## EXERCISE OBJECTIVE
Your task is to transcribe all of the data below exactly, omitting the images.

--

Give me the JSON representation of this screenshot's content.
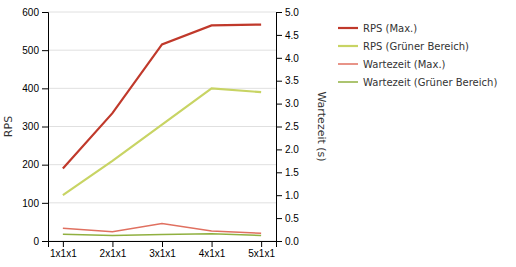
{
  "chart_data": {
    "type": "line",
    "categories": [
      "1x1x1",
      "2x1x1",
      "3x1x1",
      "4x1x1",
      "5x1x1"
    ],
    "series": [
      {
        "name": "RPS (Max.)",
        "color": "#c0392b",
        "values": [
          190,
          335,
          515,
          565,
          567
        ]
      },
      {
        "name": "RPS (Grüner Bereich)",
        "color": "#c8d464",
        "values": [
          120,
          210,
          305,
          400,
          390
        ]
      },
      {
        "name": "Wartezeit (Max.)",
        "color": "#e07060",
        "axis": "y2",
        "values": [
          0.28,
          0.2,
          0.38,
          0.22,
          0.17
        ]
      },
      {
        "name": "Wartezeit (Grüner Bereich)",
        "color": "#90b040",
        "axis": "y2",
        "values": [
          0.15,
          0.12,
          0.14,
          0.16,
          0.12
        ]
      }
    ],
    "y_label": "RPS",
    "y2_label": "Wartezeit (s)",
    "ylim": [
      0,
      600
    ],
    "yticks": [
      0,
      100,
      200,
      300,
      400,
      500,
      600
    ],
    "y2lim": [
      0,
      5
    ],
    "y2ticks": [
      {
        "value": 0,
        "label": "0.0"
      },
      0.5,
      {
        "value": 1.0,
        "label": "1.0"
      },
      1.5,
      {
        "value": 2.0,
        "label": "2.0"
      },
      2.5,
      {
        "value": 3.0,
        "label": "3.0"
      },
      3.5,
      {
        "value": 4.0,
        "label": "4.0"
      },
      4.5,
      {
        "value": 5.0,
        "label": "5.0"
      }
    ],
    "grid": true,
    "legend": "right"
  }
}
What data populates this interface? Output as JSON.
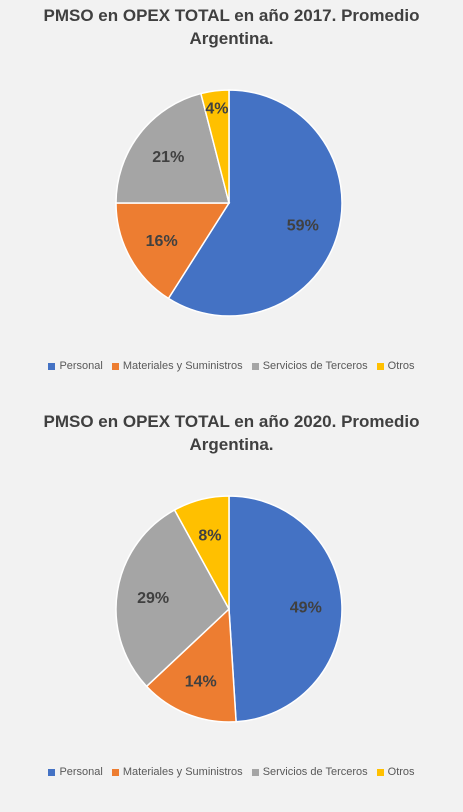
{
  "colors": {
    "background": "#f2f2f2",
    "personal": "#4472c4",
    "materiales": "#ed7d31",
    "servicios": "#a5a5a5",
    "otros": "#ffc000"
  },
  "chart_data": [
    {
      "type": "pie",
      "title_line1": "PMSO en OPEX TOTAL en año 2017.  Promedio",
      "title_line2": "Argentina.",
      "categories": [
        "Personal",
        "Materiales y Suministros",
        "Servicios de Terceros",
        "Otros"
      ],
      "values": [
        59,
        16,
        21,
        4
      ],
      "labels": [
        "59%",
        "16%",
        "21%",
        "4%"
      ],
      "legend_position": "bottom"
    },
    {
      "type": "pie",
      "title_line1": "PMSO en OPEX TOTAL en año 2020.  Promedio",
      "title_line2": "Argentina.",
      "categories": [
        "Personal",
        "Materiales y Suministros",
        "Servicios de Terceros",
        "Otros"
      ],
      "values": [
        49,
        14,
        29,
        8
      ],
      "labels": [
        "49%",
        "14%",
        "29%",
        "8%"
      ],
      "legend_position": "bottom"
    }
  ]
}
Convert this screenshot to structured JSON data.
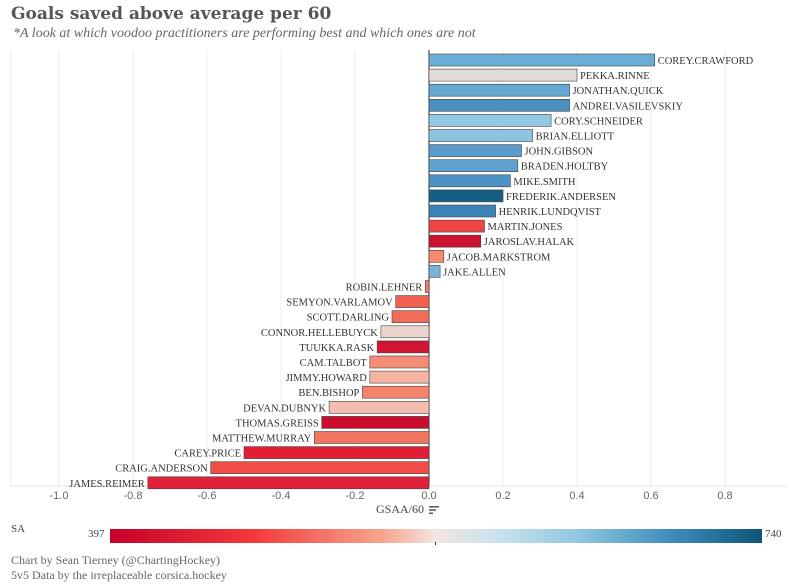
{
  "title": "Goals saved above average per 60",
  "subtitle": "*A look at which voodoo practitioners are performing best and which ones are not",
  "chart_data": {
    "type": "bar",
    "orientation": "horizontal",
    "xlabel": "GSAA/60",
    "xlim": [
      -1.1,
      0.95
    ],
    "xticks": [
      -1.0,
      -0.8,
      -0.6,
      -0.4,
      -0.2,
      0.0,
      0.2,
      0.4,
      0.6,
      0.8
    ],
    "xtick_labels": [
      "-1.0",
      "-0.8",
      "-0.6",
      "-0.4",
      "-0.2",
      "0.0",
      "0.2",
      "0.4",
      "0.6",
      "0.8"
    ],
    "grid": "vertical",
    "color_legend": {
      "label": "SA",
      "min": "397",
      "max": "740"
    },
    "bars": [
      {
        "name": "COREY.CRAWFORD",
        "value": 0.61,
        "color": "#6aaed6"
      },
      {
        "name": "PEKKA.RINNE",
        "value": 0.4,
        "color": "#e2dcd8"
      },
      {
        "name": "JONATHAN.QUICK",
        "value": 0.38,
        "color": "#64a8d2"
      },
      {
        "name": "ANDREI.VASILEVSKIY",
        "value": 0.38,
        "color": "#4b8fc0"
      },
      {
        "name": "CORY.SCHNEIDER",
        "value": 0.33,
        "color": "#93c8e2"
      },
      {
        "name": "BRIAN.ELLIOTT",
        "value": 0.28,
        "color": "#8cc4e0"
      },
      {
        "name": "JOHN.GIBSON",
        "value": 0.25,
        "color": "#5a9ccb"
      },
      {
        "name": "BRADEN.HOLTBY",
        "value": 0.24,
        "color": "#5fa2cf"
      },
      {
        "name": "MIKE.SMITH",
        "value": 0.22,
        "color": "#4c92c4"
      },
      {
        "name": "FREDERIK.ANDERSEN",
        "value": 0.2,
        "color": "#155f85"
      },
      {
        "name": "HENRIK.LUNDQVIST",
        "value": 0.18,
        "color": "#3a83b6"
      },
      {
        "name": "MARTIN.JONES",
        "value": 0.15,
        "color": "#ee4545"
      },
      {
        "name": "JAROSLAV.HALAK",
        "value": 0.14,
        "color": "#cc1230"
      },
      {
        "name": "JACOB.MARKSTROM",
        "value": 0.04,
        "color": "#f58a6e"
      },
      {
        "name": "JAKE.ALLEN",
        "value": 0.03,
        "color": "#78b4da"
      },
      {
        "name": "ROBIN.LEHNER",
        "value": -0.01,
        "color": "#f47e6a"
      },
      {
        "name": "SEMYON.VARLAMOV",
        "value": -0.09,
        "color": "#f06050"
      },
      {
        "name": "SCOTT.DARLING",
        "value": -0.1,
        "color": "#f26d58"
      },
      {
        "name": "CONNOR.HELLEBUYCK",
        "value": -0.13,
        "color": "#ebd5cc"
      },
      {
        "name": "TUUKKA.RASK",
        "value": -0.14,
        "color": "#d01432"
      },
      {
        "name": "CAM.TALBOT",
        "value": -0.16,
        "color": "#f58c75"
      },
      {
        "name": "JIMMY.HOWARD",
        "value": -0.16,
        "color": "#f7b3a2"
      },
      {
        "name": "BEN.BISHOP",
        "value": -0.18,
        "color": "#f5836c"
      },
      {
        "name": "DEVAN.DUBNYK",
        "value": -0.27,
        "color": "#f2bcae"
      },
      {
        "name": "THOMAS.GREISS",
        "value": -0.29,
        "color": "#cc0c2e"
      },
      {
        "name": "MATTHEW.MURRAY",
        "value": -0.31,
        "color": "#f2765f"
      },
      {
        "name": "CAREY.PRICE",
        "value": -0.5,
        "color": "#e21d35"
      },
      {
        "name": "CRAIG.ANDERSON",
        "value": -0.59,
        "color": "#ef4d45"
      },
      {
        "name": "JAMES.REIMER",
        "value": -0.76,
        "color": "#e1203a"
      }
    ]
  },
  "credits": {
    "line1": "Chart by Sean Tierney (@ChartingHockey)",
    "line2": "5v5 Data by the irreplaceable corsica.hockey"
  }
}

--

## ANSWER TO THIS PROBLEM
Give me the JSON representation of this screenshot's content.
{
  "chart_data": {
    "type": "line",
    "categories": [
      "1x1x1",
      "2x1x1",
      "3x1x1",
      "4x1x1",
      "5x1x1"
    ],
    "series": [
      {
        "name": "RPS (Max.)",
        "color": "#c0392b",
        "values": [
          190,
          335,
          515,
          565,
          567
        ]
      },
      {
        "name": "RPS (Grüner Bereich)",
        "color": "#c8d464",
        "values": [
          120,
          210,
          305,
          400,
          390
        ]
      },
      {
        "name": "Wartezeit (Max.)",
        "color": "#e07060",
        "axis": "y2",
        "values": [
          0.28,
          0.2,
          0.38,
          0.22,
          0.17
        ]
      },
      {
        "name": "Wartezeit (Grüner Bereich)",
        "color": "#90b040",
        "axis": "y2",
        "values": [
          0.15,
          0.12,
          0.14,
          0.16,
          0.12
        ]
      }
    ],
    "y_label": "RPS",
    "y2_label": "Wartezeit (s)",
    "ylim": [
      0,
      600
    ],
    "yticks": [
      0,
      100,
      200,
      300,
      400,
      500,
      600
    ],
    "y2lim": [
      0,
      5
    ],
    "y2ticks": [
      {
        "value": 0,
        "label": "0.0"
      },
      0.5,
      {
        "value": 1.0,
        "label": "1.0"
      },
      1.5,
      {
        "value": 2.0,
        "label": "2.0"
      },
      2.5,
      {
        "value": 3.0,
        "label": "3.0"
      },
      3.5,
      {
        "value": 4.0,
        "label": "4.0"
      },
      4.5,
      {
        "value": 5.0,
        "label": "5.0"
      }
    ],
    "grid": true,
    "legend": "right"
  }
}
What data populates this interface? Output as JSON.
{
  "colors": {
    "background": "#f2f2f2",
    "personal": "#4472c4",
    "materiales": "#ed7d31",
    "servicios": "#a5a5a5",
    "otros": "#ffc000"
  },
  "chart_data": [
    {
      "type": "pie",
      "title_line1": "PMSO en OPEX TOTAL en año 2017.  Promedio",
      "title_line2": "Argentina.",
      "categories": [
        "Personal",
        "Materiales y Suministros",
        "Servicios de Terceros",
        "Otros"
      ],
      "values": [
        59,
        16,
        21,
        4
      ],
      "labels": [
        "59%",
        "16%",
        "21%",
        "4%"
      ],
      "legend_position": "bottom"
    },
    {
      "type": "pie",
      "title_line1": "PMSO en OPEX TOTAL en año 2020.  Promedio",
      "title_line2": "Argentina.",
      "categories": [
        "Personal",
        "Materiales y Suministros",
        "Servicios de Terceros",
        "Otros"
      ],
      "values": [
        49,
        14,
        29,
        8
      ],
      "labels": [
        "49%",
        "14%",
        "29%",
        "8%"
      ],
      "legend_position": "bottom"
    }
  ]
}
Convert this screenshot to structured JSON data.
{
  "title": "Goals saved above average per 60",
  "subtitle": "*A look at which voodoo practitioners are performing best and which ones are not",
  "chart_data": {
    "type": "bar",
    "orientation": "horizontal",
    "xlabel": "GSAA/60",
    "xlim": [
      -1.1,
      0.95
    ],
    "xticks": [
      -1.0,
      -0.8,
      -0.6,
      -0.4,
      -0.2,
      0.0,
      0.2,
      0.4,
      0.6,
      0.8
    ],
    "xtick_labels": [
      "-1.0",
      "-0.8",
      "-0.6",
      "-0.4",
      "-0.2",
      "0.0",
      "0.2",
      "0.4",
      "0.6",
      "0.8"
    ],
    "grid": "vertical",
    "color_legend": {
      "label": "SA",
      "min": "397",
      "max": "740"
    },
    "bars": [
      {
        "name": "COREY.CRAWFORD",
        "value": 0.61,
        "color": "#6aaed6"
      },
      {
        "name": "PEKKA.RINNE",
        "value": 0.4,
        "color": "#e2dcd8"
      },
      {
        "name": "JONATHAN.QUICK",
        "value": 0.38,
        "color": "#64a8d2"
      },
      {
        "name": "ANDREI.VASILEVSKIY",
        "value": 0.38,
        "color": "#4b8fc0"
      },
      {
        "name": "CORY.SCHNEIDER",
        "value": 0.33,
        "color": "#93c8e2"
      },
      {
        "name": "BRIAN.ELLIOTT",
        "value": 0.28,
        "color": "#8cc4e0"
      },
      {
        "name": "JOHN.GIBSON",
        "value": 0.25,
        "color": "#5a9ccb"
      },
      {
        "name": "BRADEN.HOLTBY",
        "value": 0.24,
        "color": "#5fa2cf"
      },
      {
        "name": "MIKE.SMITH",
        "value": 0.22,
        "color": "#4c92c4"
      },
      {
        "name": "FREDERIK.ANDERSEN",
        "value": 0.2,
        "color": "#155f85"
      },
      {
        "name": "HENRIK.LUNDQVIST",
        "value": 0.18,
        "color": "#3a83b6"
      },
      {
        "name": "MARTIN.JONES",
        "value": 0.15,
        "color": "#ee4545"
      },
      {
        "name": "JAROSLAV.HALAK",
        "value": 0.14,
        "color": "#cc1230"
      },
      {
        "name": "JACOB.MARKSTROM",
        "value": 0.04,
        "color": "#f58a6e"
      },
      {
        "name": "JAKE.ALLEN",
        "value": 0.03,
        "color": "#78b4da"
      },
      {
        "name": "ROBIN.LEHNER",
        "value": -0.01,
        "color": "#f47e6a"
      },
      {
        "name": "SEMYON.VARLAMOV",
        "value": -0.09,
        "color": "#f06050"
      },
      {
        "name": "SCOTT.DARLING",
        "value": -0.1,
        "color": "#f26d58"
      },
      {
        "name": "CONNOR.HELLEBUYCK",
        "value": -0.13,
        "color": "#ebd5cc"
      },
      {
        "name": "TUUKKA.RASK",
        "value": -0.14,
        "color": "#d01432"
      },
      {
        "name": "CAM.TALBOT",
        "value": -0.16,
        "color": "#f58c75"
      },
      {
        "name": "JIMMY.HOWARD",
        "value": -0.16,
        "color": "#f7b3a2"
      },
      {
        "name": "BEN.BISHOP",
        "value": -0.18,
        "color": "#f5836c"
      },
      {
        "name": "DEVAN.DUBNYK",
        "value": -0.27,
        "color": "#f2bcae"
      },
      {
        "name": "THOMAS.GREISS",
        "value": -0.29,
        "color": "#cc0c2e"
      },
      {
        "name": "MATTHEW.MURRAY",
        "value": -0.31,
        "color": "#f2765f"
      },
      {
        "name": "CAREY.PRICE",
        "value": -0.5,
        "color": "#e21d35"
      },
      {
        "name": "CRAIG.ANDERSON",
        "value": -0.59,
        "color": "#ef4d45"
      },
      {
        "name": "JAMES.REIMER",
        "value": -0.76,
        "color": "#e1203a"
      }
    ]
  },
  "credits": {
    "line1": "Chart by Sean Tierney (@ChartingHockey)",
    "line2": "5v5 Data by the irreplaceable corsica.hockey"
  }
}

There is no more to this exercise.